* Start Material provided *

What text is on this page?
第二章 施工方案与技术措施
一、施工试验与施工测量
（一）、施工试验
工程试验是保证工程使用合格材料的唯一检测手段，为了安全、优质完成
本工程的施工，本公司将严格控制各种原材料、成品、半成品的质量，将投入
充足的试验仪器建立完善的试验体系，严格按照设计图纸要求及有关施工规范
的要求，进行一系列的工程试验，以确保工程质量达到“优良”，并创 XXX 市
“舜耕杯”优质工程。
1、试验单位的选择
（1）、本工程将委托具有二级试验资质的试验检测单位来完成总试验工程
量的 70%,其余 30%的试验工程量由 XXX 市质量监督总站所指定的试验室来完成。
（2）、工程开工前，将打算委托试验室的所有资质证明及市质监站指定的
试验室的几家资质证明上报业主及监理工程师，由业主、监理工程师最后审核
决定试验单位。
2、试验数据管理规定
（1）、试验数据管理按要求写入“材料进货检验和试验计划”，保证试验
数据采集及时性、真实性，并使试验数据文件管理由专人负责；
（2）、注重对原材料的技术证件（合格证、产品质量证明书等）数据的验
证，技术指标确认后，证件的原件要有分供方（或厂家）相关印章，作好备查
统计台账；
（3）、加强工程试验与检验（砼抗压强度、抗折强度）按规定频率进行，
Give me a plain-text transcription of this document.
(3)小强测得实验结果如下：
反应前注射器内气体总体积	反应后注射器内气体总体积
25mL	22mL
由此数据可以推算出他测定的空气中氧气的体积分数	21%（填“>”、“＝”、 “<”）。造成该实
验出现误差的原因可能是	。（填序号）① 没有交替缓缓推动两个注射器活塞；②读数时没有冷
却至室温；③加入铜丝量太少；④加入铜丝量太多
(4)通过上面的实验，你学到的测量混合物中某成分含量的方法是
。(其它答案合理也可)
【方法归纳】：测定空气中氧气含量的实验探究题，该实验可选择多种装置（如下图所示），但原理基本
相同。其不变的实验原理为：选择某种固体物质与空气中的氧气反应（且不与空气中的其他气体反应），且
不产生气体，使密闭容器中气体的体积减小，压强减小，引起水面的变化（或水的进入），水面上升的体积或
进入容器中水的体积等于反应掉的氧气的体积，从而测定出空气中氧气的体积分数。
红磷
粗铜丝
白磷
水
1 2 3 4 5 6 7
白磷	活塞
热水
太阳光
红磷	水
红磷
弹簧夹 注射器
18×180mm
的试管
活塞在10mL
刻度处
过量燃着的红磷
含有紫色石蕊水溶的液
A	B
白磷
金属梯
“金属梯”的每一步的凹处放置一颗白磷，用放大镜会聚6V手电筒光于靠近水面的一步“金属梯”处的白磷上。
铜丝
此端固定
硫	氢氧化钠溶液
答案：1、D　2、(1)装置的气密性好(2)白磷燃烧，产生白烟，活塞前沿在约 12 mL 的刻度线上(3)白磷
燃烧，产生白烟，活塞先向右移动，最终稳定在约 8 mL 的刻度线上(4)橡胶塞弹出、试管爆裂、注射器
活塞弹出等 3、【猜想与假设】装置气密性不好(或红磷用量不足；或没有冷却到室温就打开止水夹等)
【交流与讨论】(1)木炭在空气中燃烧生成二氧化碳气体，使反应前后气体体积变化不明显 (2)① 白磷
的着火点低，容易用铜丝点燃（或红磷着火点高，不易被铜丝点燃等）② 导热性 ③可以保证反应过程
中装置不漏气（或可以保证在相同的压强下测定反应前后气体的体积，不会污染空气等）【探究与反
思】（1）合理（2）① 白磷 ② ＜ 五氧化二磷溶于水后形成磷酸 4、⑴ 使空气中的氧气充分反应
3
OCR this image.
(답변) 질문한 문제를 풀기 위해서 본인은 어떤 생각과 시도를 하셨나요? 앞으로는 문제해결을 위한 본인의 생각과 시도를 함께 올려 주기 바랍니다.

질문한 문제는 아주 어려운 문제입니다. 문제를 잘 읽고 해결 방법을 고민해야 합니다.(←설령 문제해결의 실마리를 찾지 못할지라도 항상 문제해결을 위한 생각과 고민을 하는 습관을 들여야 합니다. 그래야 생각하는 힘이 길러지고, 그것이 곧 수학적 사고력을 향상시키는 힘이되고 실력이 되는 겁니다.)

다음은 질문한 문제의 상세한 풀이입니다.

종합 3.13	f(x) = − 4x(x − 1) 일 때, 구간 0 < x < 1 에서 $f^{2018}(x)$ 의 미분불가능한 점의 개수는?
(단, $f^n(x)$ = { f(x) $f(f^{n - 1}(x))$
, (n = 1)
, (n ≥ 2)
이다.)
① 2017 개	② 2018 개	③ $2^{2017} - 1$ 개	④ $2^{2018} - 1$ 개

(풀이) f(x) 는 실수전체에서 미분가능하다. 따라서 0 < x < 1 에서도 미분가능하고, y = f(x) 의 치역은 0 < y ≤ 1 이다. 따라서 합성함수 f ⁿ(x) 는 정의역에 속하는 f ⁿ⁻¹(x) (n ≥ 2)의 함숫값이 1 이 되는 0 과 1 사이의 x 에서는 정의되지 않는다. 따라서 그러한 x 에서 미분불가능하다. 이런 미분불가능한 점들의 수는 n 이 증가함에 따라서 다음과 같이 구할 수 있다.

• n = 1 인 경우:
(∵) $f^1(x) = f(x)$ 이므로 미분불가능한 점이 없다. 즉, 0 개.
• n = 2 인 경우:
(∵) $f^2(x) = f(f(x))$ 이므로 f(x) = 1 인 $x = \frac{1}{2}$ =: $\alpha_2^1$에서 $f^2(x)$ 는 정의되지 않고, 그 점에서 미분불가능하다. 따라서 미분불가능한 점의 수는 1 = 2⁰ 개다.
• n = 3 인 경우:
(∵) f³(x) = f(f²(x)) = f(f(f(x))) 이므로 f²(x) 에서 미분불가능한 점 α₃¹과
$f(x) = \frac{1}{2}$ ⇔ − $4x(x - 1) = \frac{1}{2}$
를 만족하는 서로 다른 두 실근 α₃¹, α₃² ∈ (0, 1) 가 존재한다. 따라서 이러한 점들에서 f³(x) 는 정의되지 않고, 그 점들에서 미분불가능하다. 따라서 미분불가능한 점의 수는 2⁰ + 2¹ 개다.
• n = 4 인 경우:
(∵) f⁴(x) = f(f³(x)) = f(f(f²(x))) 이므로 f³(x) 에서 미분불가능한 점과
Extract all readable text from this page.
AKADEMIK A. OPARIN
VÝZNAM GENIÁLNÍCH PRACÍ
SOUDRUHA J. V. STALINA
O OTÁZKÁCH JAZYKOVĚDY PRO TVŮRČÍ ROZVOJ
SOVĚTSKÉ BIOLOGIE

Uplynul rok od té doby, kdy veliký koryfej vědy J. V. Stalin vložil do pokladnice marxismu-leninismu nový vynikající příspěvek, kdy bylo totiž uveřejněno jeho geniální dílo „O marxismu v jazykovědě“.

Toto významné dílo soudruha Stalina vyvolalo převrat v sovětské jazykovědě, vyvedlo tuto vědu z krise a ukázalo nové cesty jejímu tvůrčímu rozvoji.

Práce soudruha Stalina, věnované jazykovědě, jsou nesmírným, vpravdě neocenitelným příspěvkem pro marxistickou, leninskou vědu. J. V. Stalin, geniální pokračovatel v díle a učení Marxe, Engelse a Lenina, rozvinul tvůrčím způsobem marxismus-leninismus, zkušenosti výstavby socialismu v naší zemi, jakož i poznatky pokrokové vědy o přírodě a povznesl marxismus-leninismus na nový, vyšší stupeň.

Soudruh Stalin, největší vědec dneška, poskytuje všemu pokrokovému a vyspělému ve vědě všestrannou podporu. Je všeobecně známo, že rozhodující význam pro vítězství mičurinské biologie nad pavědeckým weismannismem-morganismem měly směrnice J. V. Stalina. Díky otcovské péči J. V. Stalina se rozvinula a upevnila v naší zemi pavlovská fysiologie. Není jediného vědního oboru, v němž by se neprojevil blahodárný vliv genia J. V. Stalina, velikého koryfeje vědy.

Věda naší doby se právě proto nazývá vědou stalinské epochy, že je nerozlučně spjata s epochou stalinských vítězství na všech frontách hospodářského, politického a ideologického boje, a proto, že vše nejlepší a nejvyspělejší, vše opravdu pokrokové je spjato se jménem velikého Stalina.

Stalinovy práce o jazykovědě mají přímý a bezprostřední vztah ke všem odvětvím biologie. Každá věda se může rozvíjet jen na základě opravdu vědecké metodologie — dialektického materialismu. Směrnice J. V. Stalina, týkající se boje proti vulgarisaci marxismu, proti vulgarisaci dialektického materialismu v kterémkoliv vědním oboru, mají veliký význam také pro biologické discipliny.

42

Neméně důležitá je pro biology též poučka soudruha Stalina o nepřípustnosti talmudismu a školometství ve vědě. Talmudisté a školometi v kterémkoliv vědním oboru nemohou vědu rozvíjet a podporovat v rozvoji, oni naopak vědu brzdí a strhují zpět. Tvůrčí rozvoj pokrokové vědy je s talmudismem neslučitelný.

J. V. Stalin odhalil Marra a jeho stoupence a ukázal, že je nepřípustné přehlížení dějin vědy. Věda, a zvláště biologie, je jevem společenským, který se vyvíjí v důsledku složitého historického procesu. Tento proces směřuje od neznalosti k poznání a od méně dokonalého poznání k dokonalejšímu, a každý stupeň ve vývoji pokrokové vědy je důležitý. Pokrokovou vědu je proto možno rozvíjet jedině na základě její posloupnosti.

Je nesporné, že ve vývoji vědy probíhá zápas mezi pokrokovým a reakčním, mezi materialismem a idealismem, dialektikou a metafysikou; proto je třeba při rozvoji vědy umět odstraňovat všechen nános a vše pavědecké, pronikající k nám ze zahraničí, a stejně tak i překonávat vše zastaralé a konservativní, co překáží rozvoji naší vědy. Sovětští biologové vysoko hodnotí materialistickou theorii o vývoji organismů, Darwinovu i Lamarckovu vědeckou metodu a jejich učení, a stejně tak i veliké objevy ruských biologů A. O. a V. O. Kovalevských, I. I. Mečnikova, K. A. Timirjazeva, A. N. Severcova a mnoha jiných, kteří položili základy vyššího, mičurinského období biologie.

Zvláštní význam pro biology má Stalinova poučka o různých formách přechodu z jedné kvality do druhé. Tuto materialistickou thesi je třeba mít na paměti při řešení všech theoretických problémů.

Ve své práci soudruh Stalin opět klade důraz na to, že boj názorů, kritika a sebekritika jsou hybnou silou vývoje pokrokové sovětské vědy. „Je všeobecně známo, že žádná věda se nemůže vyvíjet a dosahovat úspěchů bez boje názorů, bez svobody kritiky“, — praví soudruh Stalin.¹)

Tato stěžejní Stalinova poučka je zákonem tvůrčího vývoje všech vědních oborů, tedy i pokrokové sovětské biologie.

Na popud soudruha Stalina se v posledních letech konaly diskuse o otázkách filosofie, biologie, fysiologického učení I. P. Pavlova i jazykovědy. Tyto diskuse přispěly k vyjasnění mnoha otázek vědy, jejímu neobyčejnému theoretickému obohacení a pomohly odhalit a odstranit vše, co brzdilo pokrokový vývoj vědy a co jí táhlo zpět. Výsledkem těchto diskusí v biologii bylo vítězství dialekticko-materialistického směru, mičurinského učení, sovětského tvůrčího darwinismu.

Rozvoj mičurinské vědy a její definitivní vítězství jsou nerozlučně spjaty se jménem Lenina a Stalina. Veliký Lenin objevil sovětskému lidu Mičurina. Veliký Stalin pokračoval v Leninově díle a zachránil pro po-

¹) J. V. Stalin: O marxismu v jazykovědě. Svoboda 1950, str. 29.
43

* End Material provided *

Short exercise — Tally the lines above that contain the word "díle", and reply with only the number.

Answer — 2